■ **Task instructions**: All entries should be output exactly as they stand.

■ **Task material**:
'''

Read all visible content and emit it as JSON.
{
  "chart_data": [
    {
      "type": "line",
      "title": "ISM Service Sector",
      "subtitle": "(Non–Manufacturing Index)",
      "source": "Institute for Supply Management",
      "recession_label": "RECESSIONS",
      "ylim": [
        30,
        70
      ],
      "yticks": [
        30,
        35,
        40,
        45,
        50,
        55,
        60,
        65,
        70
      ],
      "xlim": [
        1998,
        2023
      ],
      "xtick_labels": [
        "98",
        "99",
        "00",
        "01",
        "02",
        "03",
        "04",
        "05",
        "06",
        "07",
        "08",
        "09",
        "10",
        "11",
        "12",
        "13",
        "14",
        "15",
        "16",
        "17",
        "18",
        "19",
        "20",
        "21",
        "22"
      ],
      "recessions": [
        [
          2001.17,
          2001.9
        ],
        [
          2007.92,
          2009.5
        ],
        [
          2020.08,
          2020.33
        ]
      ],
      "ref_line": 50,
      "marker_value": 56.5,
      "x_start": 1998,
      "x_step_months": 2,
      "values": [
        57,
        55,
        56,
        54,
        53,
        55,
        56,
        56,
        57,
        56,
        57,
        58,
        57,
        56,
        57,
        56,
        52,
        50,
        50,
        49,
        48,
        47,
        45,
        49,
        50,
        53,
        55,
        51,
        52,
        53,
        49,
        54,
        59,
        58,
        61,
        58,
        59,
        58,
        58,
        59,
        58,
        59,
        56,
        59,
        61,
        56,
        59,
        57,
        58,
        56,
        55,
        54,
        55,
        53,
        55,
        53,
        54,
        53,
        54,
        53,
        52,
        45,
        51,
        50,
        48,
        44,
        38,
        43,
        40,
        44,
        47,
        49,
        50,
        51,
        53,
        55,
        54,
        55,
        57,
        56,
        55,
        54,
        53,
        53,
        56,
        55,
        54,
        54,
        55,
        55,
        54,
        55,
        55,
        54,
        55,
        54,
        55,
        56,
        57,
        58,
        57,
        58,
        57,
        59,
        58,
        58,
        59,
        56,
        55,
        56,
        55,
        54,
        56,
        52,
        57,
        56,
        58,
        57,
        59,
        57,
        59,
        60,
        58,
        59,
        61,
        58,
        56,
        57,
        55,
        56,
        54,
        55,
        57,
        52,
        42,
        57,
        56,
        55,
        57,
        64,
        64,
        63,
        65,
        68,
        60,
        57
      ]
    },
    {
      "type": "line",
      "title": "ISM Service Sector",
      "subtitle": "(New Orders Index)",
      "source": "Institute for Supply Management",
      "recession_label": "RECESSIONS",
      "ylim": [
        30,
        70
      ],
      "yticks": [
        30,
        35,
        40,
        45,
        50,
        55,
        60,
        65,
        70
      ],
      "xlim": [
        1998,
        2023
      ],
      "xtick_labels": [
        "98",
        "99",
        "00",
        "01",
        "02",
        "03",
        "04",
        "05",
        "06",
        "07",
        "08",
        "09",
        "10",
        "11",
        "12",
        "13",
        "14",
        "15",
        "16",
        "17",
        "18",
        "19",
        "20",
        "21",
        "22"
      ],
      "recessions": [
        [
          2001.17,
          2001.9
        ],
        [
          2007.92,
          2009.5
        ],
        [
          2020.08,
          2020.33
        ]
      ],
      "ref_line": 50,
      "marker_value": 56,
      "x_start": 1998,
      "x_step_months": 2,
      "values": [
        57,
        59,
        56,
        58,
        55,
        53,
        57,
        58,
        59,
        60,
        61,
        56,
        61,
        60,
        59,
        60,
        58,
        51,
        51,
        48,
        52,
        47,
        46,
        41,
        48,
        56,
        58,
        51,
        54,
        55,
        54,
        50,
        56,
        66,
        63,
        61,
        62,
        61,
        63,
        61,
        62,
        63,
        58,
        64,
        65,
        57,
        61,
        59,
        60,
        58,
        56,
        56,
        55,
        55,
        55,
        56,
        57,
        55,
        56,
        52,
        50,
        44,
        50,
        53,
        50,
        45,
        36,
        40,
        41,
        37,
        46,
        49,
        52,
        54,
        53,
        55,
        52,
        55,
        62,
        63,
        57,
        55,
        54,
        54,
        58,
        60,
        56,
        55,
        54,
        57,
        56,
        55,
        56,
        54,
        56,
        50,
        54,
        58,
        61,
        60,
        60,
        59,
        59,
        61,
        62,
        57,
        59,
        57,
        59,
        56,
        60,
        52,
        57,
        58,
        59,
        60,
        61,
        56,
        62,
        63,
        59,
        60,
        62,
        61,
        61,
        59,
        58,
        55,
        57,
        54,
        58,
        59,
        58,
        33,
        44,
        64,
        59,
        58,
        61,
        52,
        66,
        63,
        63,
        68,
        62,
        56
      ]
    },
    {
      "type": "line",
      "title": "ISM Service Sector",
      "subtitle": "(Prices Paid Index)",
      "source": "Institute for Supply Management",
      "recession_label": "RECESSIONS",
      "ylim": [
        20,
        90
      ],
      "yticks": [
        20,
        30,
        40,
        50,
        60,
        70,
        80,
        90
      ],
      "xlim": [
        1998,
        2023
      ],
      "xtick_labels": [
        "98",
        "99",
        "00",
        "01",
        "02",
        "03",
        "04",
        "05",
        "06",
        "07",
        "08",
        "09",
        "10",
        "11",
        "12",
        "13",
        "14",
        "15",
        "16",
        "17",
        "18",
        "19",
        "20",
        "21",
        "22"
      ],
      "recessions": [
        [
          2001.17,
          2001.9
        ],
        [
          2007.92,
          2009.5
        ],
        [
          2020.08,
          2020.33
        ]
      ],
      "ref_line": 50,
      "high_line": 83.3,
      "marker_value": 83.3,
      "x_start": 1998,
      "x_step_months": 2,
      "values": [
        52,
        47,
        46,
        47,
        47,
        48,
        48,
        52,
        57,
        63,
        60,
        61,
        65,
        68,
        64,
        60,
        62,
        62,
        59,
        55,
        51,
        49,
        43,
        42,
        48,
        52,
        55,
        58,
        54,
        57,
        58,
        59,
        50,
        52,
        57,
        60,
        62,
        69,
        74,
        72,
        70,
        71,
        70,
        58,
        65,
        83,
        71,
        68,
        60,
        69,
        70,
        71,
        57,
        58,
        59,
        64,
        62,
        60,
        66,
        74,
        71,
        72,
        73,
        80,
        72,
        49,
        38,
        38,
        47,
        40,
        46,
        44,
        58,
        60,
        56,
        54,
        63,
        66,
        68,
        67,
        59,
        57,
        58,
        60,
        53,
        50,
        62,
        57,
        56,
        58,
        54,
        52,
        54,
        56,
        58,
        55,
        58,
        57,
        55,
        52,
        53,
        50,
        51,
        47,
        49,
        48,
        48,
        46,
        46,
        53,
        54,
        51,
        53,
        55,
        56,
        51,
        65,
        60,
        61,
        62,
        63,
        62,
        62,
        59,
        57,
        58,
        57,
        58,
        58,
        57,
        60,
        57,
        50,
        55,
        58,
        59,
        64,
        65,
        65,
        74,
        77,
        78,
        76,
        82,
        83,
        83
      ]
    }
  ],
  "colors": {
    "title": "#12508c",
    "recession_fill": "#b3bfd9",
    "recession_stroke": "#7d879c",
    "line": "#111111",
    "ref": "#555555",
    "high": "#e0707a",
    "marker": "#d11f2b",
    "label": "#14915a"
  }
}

'''

■ **Worked solution**:
Read all visible content and emit it as JSON.
{
  "chart_data": [
    {
      "type": "line",
      "title": "ISM Service Sector",
      "subtitle": "(Non–Manufacturing Index)",
      "source": "Institute for Supply Management",
      "recession_label": "RECESSIONS",
      "ylim": [
        30,
        70
      ],
      "yticks": [
        30,
        35,
        40,
        45,
        50,
        55,
        60,
        65,
        70
      ],
      "xlim": [
        1998,
        2023
      ],
      "xtick_labels": [
        "98",
        "99",
        "00",
        "01",
        "02",
        "03",
        "04",
        "05",
        "06",
        "07",
        "08",
        "09",
        "10",
        "11",
        "12",
        "13",
        "14",
        "15",
        "16",
        "17",
        "18",
        "19",
        "20",
        "21",
        "22"
      ],
      "recessions": [
        [
          2001.17,
          2001.9
        ],
        [
          2007.92,
          2009.5
        ],
        [
          2020.08,
          2020.33
        ]
      ],
      "ref_line": 50,
      "marker_value": 56.5,
      "x_start": 1998,
      "x_step_months": 2,
      "values": [
        57,
        55,
        56,
        54,
        53,
        55,
        56,
        56,
        57,
        56,
        57,
        58,
        57,
        56,
        57,
        56,
        52,
        50,
        50,
        49,
        48,
        47,
        45,
        49,
        50,
        53,
        55,
        51,
        52,
        53,
        49,
        54,
        59,
        58,
        61,
        58,
        59,
        58,
        58,
        59,
        58,
        59,
        56,
        59,
        61,
        56,
        59,
        57,
        58,
        56,
        55,
        54,
        55,
        53,
        55,
        53,
        54,
        53,
        54,
        53,
        52,
        45,
        51,
        50,
        48,
        44,
        38,
        43,
        40,
        44,
        47,
        49,
        50,
        51,
        53,
        55,
        54,
        55,
        57,
        56,
        55,
        54,
        53,
        53,
        56,
        55,
        54,
        54,
        55,
        55,
        54,
        55,
        55,
        54,
        55,
        54,
        55,
        56,
        57,
        58,
        57,
        58,
        57,
        59,
        58,
        58,
        59,
        56,
        55,
        56,
        55,
        54,
        56,
        52,
        57,
        56,
        58,
        57,
        59,
        57,
        59,
        60,
        58,
        59,
        61,
        58,
        56,
        57,
        55,
        56,
        54,
        55,
        57,
        52,
        42,
        57,
        56,
        55,
        57,
        64,
        64,
        63,
        65,
        68,
        60,
        57
      ]
    },
    {
      "type": "line",
      "title": "ISM Service Sector",
      "subtitle": "(New Orders Index)",
      "source": "Institute for Supply Management",
      "recession_label": "RECESSIONS",
      "ylim": [
        30,
        70
      ],
      "yticks": [
        30,
        35,
        40,
        45,
        50,
        55,
        60,
        65,
        70
      ],
      "xlim": [
        1998,
        2023
      ],
      "xtick_labels": [
        "98",
        "99",
        "00",
        "01",
        "02",
        "03",
        "04",
        "05",
        "06",
        "07",
        "08",
        "09",
        "10",
        "11",
        "12",
        "13",
        "14",
        "15",
        "16",
        "17",
        "18",
        "19",
        "20",
        "21",
        "22"
      ],
      "recessions": [
        [
          2001.17,
          2001.9
        ],
        [
          2007.92,
          2009.5
        ],
        [
          2020.08,
          2020.33
        ]
      ],
      "ref_line": 50,
      "marker_value": 56,
      "x_start": 1998,
      "x_step_months": 2,
      "values": [
        57,
        59,
        56,
        58,
        55,
        53,
        57,
        58,
        59,
        60,
        61,
        56,
        61,
        60,
        59,
        60,
        58,
        51,
        51,
        48,
        52,
        47,
        46,
        41,
        48,
        56,
        58,
        51,
        54,
        55,
        54,
        50,
        56,
        66,
        63,
        61,
        62,
        61,
        63,
        61,
        62,
        63,
        58,
        64,
        65,
        57,
        61,
        59,
        60,
        58,
        56,
        56,
        55,
        55,
        55,
        56,
        57,
        55,
        56,
        52,
        50,
        44,
        50,
        53,
        50,
        45,
        36,
        40,
        41,
        37,
        46,
        49,
        52,
        54,
        53,
        55,
        52,
        55,
        62,
        63,
        57,
        55,
        54,
        54,
        58,
        60,
        56,
        55,
        54,
        57,
        56,
        55,
        56,
        54,
        56,
        50,
        54,
        58,
        61,
        60,
        60,
        59,
        59,
        61,
        62,
        57,
        59,
        57,
        59,
        56,
        60,
        52,
        57,
        58,
        59,
        60,
        61,
        56,
        62,
        63,
        59,
        60,
        62,
        61,
        61,
        59,
        58,
        55,
        57,
        54,
        58,
        59,
        58,
        33,
        44,
        64,
        59,
        58,
        61,
        52,
        66,
        63,
        63,
        68,
        62,
        56
      ]
    },
    {
      "type": "line",
      "title": "ISM Service Sector",
      "subtitle": "(Prices Paid Index)",
      "source": "Institute for Supply Management",
      "recession_label": "RECESSIONS",
      "ylim": [
        20,
        90
      ],
      "yticks": [
        20,
        30,
        40,
        50,
        60,
        70,
        80,
        90
      ],
      "xlim": [
        1998,
        2023
      ],
      "xtick_labels": [
        "98",
        "99",
        "00",
        "01",
        "02",
        "03",
        "04",
        "05",
        "06",
        "07",
        "08",
        "09",
        "10",
        "11",
        "12",
        "13",
        "14",
        "15",
        "16",
        "17",
        "18",
        "19",
        "20",
        "21",
        "22"
      ],
      "recessions": [
        [
          2001.17,
          2001.9
        ],
        [
          2007.92,
          2009.5
        ],
        [
          2020.08,
          2020.33
        ]
      ],
      "ref_line": 50,
      "high_line": 83.3,
      "marker_value": 83.3,
      "x_start": 1998,
      "x_step_months": 2,
      "values": [
        52,
        47,
        46,
        47,
        47,
        48,
        48,
        52,
        57,
        63,
        60,
        61,
        65,
        68,
        64,
        60,
        62,
        62,
        59,
        55,
        51,
        49,
        43,
        42,
        48,
        52,
        55,
        58,
        54,
        57,
        58,
        59,
        50,
        52,
        57,
        60,
        62,
        69,
        74,
        72,
        70,
        71,
        70,
        58,
        65,
        83,
        71,
        68,
        60,
        69,
        70,
        71,
        57,
        58,
        59,
        64,
        62,
        60,
        66,
        74,
        71,
        72,
        73,
        80,
        72,
        49,
        38,
        38,
        47,
        40,
        46,
        44,
        58,
        60,
        56,
        54,
        63,
        66,
        68,
        67,
        59,
        57,
        58,
        60,
        53,
        50,
        62,
        57,
        56,
        58,
        54,
        52,
        54,
        56,
        58,
        55,
        58,
        57,
        55,
        52,
        53,
        50,
        51,
        47,
        49,
        48,
        48,
        46,
        46,
        53,
        54,
        51,
        53,
        55,
        56,
        51,
        65,
        60,
        61,
        62,
        63,
        62,
        62,
        59,
        57,
        58,
        57,
        58,
        58,
        57,
        60,
        57,
        50,
        55,
        58,
        59,
        64,
        65,
        65,
        74,
        77,
        78,
        76,
        82,
        83,
        83
      ]
    }
  ],
  "colors": {
    "title": "#12508c",
    "recession_fill": "#b3bfd9",
    "recession_stroke": "#7d879c",
    "line": "#111111",
    "ref": "#555555",
    "high": "#e0707a",
    "marker": "#d11f2b",
    "label": "#14915a"
  }
}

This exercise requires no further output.